→ **Available records**

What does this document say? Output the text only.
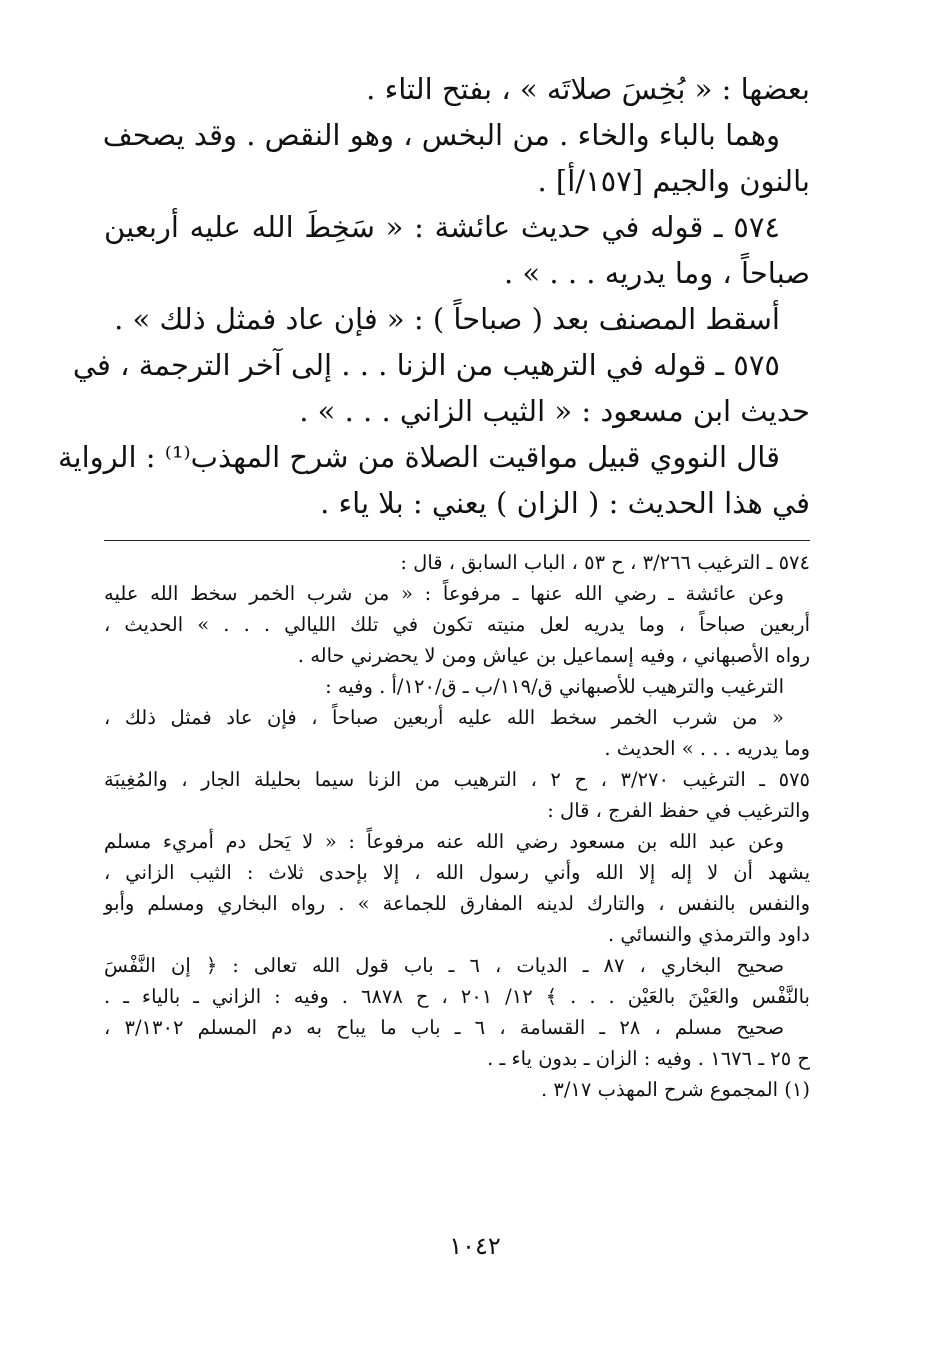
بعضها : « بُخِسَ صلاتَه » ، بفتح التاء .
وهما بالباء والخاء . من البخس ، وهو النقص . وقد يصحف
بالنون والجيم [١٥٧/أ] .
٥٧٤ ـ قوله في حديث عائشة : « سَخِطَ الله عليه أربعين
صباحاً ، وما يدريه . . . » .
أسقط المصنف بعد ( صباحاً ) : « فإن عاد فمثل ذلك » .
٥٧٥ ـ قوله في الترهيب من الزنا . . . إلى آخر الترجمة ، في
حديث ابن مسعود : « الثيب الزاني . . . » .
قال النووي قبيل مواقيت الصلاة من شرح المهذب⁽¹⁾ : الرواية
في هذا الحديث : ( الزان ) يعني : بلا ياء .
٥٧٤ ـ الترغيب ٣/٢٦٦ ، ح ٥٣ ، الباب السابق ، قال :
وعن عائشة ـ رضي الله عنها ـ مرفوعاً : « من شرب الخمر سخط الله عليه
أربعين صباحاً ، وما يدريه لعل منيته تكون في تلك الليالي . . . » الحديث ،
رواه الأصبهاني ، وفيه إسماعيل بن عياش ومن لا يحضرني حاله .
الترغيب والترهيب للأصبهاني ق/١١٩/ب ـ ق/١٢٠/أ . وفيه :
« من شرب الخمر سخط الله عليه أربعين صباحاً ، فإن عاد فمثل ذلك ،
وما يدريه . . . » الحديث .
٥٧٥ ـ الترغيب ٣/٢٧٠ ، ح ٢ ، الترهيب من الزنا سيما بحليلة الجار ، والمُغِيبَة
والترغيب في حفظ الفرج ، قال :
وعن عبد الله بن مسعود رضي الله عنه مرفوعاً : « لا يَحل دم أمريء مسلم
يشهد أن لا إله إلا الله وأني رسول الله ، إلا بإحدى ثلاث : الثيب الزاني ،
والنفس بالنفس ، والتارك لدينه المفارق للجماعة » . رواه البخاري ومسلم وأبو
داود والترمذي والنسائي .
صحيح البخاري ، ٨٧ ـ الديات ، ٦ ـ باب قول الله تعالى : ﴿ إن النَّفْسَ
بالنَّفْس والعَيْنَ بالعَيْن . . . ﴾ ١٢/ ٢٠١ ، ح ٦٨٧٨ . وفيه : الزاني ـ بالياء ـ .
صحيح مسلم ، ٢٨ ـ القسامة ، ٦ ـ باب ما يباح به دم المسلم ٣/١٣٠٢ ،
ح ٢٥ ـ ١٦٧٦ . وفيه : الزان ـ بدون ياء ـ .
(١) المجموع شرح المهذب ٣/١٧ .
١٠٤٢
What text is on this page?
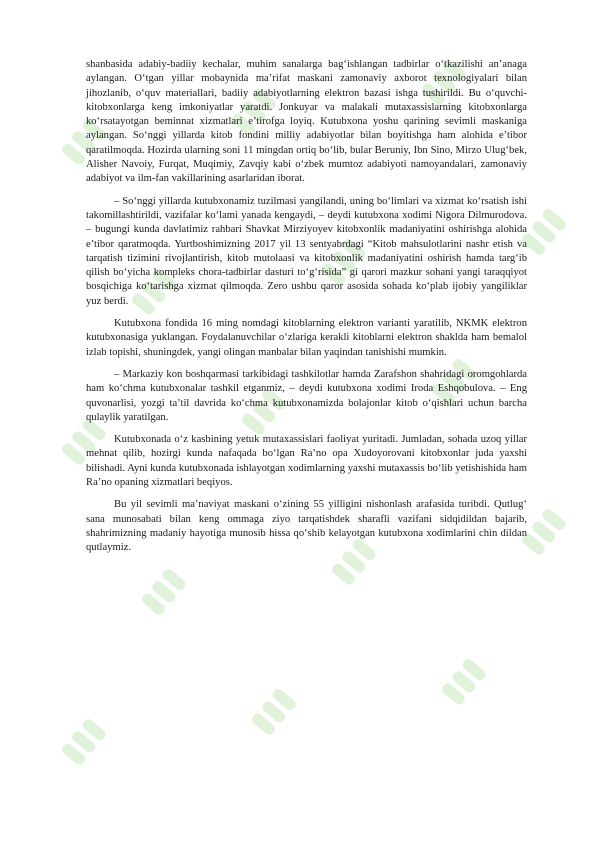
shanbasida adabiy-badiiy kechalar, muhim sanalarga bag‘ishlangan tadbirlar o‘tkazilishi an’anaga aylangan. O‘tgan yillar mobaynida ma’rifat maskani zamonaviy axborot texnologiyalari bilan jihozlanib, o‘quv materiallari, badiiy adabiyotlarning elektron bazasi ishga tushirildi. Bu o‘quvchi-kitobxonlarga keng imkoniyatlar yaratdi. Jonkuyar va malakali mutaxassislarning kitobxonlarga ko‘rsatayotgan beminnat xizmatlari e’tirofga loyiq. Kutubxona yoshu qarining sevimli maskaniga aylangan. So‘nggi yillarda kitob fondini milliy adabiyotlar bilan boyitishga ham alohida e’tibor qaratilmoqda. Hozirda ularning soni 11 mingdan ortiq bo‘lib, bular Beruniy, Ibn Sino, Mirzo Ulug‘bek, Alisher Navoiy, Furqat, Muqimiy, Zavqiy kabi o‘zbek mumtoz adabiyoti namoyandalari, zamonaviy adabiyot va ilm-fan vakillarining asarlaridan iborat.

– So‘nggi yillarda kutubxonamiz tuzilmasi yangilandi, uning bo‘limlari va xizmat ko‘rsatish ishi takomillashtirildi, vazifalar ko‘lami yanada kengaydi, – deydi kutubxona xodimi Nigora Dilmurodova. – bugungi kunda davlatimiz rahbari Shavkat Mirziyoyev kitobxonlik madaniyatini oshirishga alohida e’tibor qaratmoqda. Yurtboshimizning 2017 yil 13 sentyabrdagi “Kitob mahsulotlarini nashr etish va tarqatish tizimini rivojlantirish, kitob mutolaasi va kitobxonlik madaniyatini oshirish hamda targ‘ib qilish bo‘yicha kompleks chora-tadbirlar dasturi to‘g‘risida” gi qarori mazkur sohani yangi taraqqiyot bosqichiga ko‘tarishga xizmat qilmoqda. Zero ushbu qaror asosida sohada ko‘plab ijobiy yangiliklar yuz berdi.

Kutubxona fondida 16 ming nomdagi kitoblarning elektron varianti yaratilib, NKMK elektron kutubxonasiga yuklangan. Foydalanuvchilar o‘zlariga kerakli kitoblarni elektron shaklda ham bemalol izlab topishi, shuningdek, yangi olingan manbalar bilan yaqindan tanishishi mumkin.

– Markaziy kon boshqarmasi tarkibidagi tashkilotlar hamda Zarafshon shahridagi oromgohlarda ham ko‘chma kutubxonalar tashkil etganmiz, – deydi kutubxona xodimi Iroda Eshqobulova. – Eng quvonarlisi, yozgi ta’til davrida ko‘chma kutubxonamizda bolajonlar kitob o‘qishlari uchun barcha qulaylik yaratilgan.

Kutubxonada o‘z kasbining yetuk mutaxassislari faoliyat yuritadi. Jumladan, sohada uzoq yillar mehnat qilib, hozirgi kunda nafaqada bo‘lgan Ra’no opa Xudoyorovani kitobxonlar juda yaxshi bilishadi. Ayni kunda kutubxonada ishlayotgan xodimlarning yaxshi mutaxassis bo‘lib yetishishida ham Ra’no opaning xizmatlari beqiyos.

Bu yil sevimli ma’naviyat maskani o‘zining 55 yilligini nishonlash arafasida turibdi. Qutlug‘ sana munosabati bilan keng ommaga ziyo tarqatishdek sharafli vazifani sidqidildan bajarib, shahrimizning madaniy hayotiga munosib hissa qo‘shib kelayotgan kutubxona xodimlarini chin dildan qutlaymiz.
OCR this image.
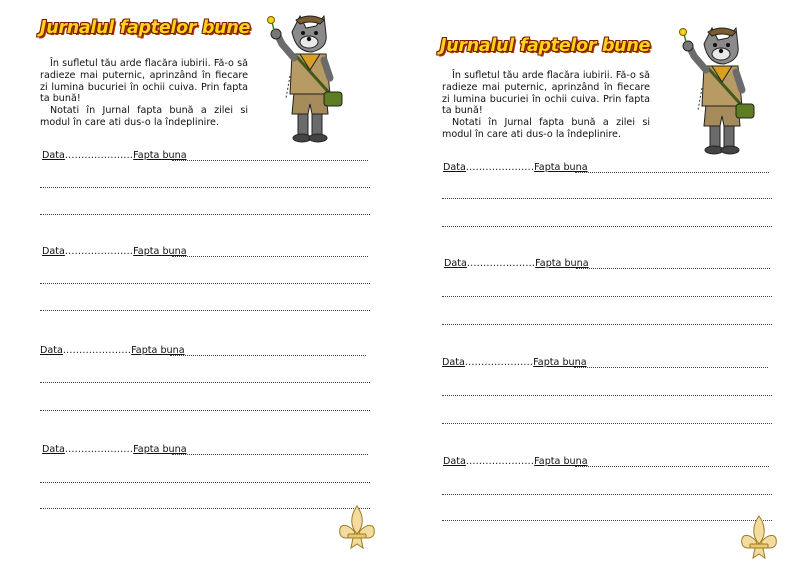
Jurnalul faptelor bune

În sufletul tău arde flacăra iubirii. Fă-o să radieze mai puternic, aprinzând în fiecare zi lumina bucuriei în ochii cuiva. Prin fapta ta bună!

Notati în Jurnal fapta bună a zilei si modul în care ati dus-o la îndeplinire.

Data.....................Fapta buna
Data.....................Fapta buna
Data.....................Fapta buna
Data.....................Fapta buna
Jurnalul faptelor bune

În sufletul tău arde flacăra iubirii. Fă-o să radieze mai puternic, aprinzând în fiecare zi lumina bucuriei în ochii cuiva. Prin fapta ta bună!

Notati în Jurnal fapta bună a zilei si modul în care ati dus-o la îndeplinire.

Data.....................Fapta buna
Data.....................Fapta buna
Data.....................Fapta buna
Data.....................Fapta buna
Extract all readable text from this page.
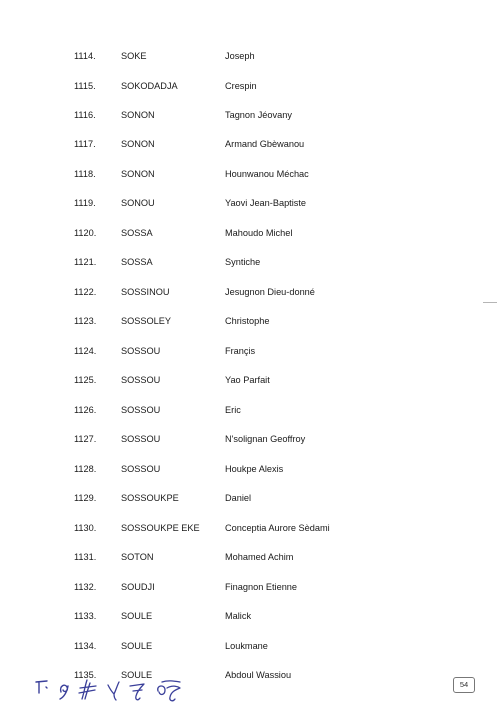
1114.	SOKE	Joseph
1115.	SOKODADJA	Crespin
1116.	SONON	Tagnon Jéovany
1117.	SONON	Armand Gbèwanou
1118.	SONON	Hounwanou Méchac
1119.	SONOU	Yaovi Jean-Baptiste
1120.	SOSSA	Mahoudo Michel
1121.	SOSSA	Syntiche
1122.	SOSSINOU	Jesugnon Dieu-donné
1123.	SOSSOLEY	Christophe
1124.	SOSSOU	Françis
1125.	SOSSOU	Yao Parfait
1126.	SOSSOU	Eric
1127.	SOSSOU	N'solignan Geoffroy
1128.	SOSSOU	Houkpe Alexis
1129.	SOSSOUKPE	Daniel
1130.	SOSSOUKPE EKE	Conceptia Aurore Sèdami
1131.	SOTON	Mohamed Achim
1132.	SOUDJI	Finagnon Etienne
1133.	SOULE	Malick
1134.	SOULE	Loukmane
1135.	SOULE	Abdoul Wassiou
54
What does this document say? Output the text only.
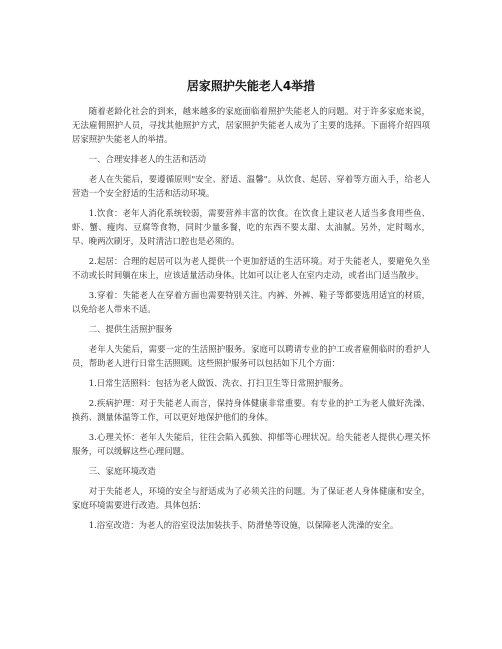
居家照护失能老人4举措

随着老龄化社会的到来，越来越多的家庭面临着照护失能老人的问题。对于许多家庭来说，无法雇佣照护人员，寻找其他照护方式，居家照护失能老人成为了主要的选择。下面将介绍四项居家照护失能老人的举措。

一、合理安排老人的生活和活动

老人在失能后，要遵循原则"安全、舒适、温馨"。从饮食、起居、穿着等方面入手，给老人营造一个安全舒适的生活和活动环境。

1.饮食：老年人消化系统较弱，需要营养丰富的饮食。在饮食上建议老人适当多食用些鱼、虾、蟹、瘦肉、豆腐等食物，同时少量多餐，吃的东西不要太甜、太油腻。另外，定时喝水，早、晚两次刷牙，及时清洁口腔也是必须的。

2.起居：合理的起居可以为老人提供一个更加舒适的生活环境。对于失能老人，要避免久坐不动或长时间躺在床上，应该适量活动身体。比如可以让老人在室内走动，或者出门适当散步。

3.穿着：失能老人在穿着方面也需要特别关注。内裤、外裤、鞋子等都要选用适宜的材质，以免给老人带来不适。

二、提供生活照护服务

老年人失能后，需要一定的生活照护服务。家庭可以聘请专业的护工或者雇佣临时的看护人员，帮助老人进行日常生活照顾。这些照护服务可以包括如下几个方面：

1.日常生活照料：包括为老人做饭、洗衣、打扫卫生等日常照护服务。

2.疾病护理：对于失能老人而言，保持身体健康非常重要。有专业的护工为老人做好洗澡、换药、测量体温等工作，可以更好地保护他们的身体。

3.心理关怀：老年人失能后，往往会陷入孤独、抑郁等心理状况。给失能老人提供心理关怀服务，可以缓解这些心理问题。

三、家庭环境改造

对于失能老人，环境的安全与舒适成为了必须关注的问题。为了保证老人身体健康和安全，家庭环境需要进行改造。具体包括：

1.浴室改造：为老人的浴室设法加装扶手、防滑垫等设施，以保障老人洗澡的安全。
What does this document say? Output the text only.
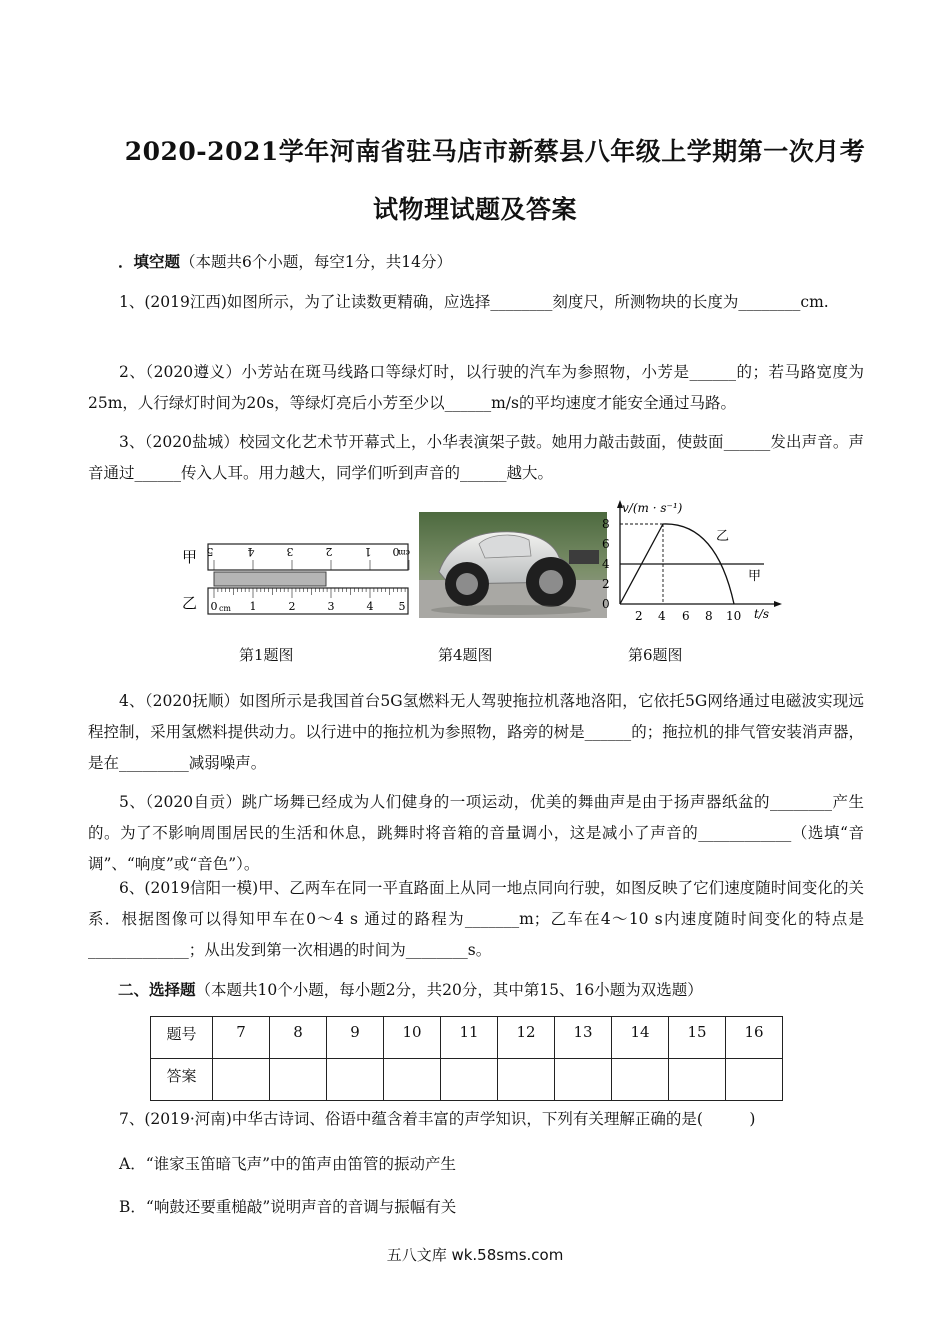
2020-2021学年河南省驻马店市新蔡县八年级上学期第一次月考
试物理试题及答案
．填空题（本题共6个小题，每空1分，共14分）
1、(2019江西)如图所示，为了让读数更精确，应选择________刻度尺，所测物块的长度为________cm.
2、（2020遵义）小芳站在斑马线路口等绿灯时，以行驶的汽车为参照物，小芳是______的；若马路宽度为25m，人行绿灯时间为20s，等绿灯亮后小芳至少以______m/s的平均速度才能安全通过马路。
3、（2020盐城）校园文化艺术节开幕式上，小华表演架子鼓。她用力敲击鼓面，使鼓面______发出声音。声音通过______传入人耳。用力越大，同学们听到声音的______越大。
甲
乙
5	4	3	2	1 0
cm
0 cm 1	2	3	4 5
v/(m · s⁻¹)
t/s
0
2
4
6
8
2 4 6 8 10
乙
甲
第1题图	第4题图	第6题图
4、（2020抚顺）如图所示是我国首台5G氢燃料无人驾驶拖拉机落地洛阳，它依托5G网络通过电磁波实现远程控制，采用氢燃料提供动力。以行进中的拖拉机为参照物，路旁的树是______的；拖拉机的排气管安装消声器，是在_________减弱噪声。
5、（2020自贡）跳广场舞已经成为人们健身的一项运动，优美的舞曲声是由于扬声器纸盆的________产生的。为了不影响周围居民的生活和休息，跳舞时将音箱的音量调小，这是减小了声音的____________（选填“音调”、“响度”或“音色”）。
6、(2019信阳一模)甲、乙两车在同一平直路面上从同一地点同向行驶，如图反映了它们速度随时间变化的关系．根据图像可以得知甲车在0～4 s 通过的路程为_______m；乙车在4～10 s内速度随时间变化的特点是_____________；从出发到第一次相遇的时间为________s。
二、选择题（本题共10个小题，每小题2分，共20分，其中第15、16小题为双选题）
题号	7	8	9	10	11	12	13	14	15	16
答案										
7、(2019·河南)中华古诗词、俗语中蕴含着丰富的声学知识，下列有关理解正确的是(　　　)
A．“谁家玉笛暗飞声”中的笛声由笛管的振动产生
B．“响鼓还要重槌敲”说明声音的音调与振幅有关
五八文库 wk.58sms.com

→ **Stated problem**
Lines in the records that hold the word "فمثل" are to be counted; give only the total.

→ **Reply**
2